• **YOUR GOAL**:
Reproduce the listing exactly, with no pictures in your copy.

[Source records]
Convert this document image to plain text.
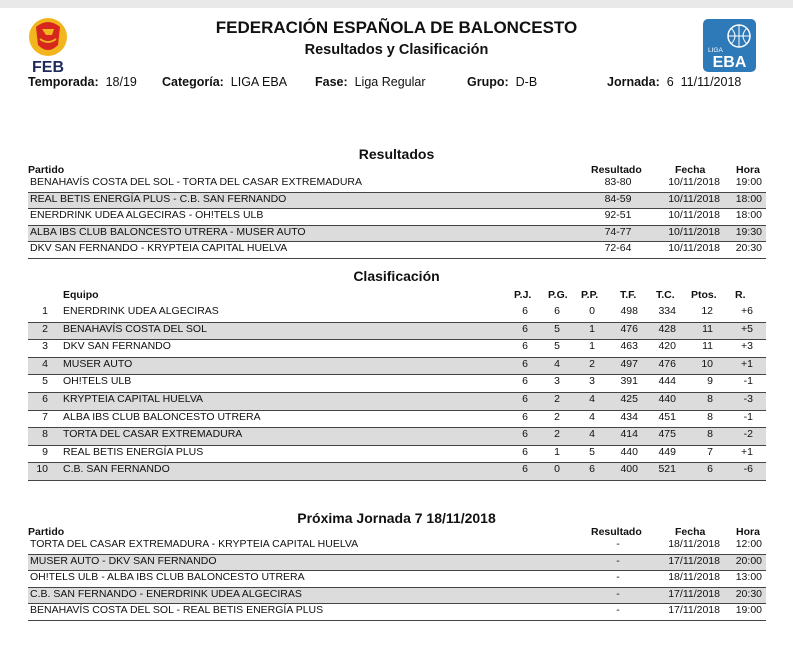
FEB
LIGA
EBA
FEDERACIÓN ESPAÑOLA DE BALONCESTO
Resultados y Clasificación
Temporada: 18/19 Categoría: LIGA EBA Fase: Liga Regular	Grupo: D-B	Jornada: 6  11/11/2018
Resultados
Partido	Resultado	Fecha	Hora
BENAHAVÍS COSTA DEL SOL - TORTA DEL CASAR EXTREMADURA	83-80	10/11/2018	19:00
REAL BETIS ENERGÍA PLUS - C.B. SAN FERNANDO	84-59	10/11/2018	18:00
ENERDRINK UDEA ALGECIRAS - OH!TELS ULB	92-51	10/11/2018	18:00
ALBA IBS CLUB BALONCESTO UTRERA - MUSER AUTO	74-77	10/11/2018	19:30
DKV SAN FERNANDO - KRYPTEIA CAPITAL HUELVA	72-64	10/11/2018	20:30
Clasificación
Equipo	P.J. P.G. P.P. T.F. T.C. Ptos. R.
1 ENERDRINK UDEA ALGECIRAS	6	6	0	498	334	12	+6
2 BENAHAVÍS COSTA DEL SOL	6	5	1	476	428	11	+5
3 DKV SAN FERNANDO	6	5	1	463	420	11	+3
4 MUSER AUTO	6	4	2	497	476	10	+1
5 OH!TELS ULB	6	3	3	391	444	9	-1
6 KRYPTEIA CAPITAL HUELVA	6	2	4	425	440	8	-3
7 ALBA IBS CLUB BALONCESTO UTRERA	6	2	4	434	451	8	-1
8 TORTA DEL CASAR EXTREMADURA	6	2	4	414	475	8	-2
9 REAL BETIS ENERGÍA PLUS	6	1	5	440	449	7	+1
10 C.B. SAN FERNANDO	6	0	6	400	521	6	-6
Próxima Jornada 7 18/11/2018
Partido	Resultado	Fecha	Hora
TORTA DEL CASAR EXTREMADURA - KRYPTEIA CAPITAL HUELVA	-	18/11/2018	12:00
MUSER AUTO - DKV SAN FERNANDO	-	17/11/2018	20:00
OH!TELS ULB - ALBA IBS CLUB BALONCESTO UTRERA	-	18/11/2018	13:00
C.B. SAN FERNANDO - ENERDRINK UDEA ALGECIRAS	-	17/11/2018	20:30
BENAHAVÍS COSTA DEL SOL - REAL BETIS ENERGÍA PLUS	-	17/11/2018	19:00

• **SOLVED EXERCISE**:
Convert this document image to plain text.
FEB
LIGA
EBA
FEDERACIÓN ESPAÑOLA DE BALONCESTO
Resultados y Clasificación
Temporada: 18/19 Categoría: LIGA EBA Fase: Liga Regular	Grupo: D-B	Jornada: 6  11/11/2018
Resultados
Partido	Resultado	Fecha	Hora
BENAHAVÍS COSTA DEL SOL - TORTA DEL CASAR EXTREMADURA	83-80	10/11/2018	19:00
REAL BETIS ENERGÍA PLUS - C.B. SAN FERNANDO	84-59	10/11/2018	18:00
ENERDRINK UDEA ALGECIRAS - OH!TELS ULB	92-51	10/11/2018	18:00
ALBA IBS CLUB BALONCESTO UTRERA - MUSER AUTO	74-77	10/11/2018	19:30
DKV SAN FERNANDO - KRYPTEIA CAPITAL HUELVA	72-64	10/11/2018	20:30
Clasificación
Equipo	P.J. P.G. P.P. T.F. T.C. Ptos. R.
1 ENERDRINK UDEA ALGECIRAS	6	6	0	498	334	12	+6
2 BENAHAVÍS COSTA DEL SOL	6	5	1	476	428	11	+5
3 DKV SAN FERNANDO	6	5	1	463	420	11	+3
4 MUSER AUTO	6	4	2	497	476	10	+1
5 OH!TELS ULB	6	3	3	391	444	9	-1
6 KRYPTEIA CAPITAL HUELVA	6	2	4	425	440	8	-3
7 ALBA IBS CLUB BALONCESTO UTRERA	6	2	4	434	451	8	-1
8 TORTA DEL CASAR EXTREMADURA	6	2	4	414	475	8	-2
9 REAL BETIS ENERGÍA PLUS	6	1	5	440	449	7	+1
10 C.B. SAN FERNANDO	6	0	6	400	521	6	-6
Próxima Jornada 7 18/11/2018
Partido	Resultado	Fecha	Hora
TORTA DEL CASAR EXTREMADURA - KRYPTEIA CAPITAL HUELVA	-	18/11/2018	12:00
MUSER AUTO - DKV SAN FERNANDO	-	17/11/2018	20:00
OH!TELS ULB - ALBA IBS CLUB BALONCESTO UTRERA	-	18/11/2018	13:00
C.B. SAN FERNANDO - ENERDRINK UDEA ALGECIRAS	-	17/11/2018	20:30
BENAHAVÍS COSTA DEL SOL - REAL BETIS ENERGÍA PLUS	-	17/11/2018	19:00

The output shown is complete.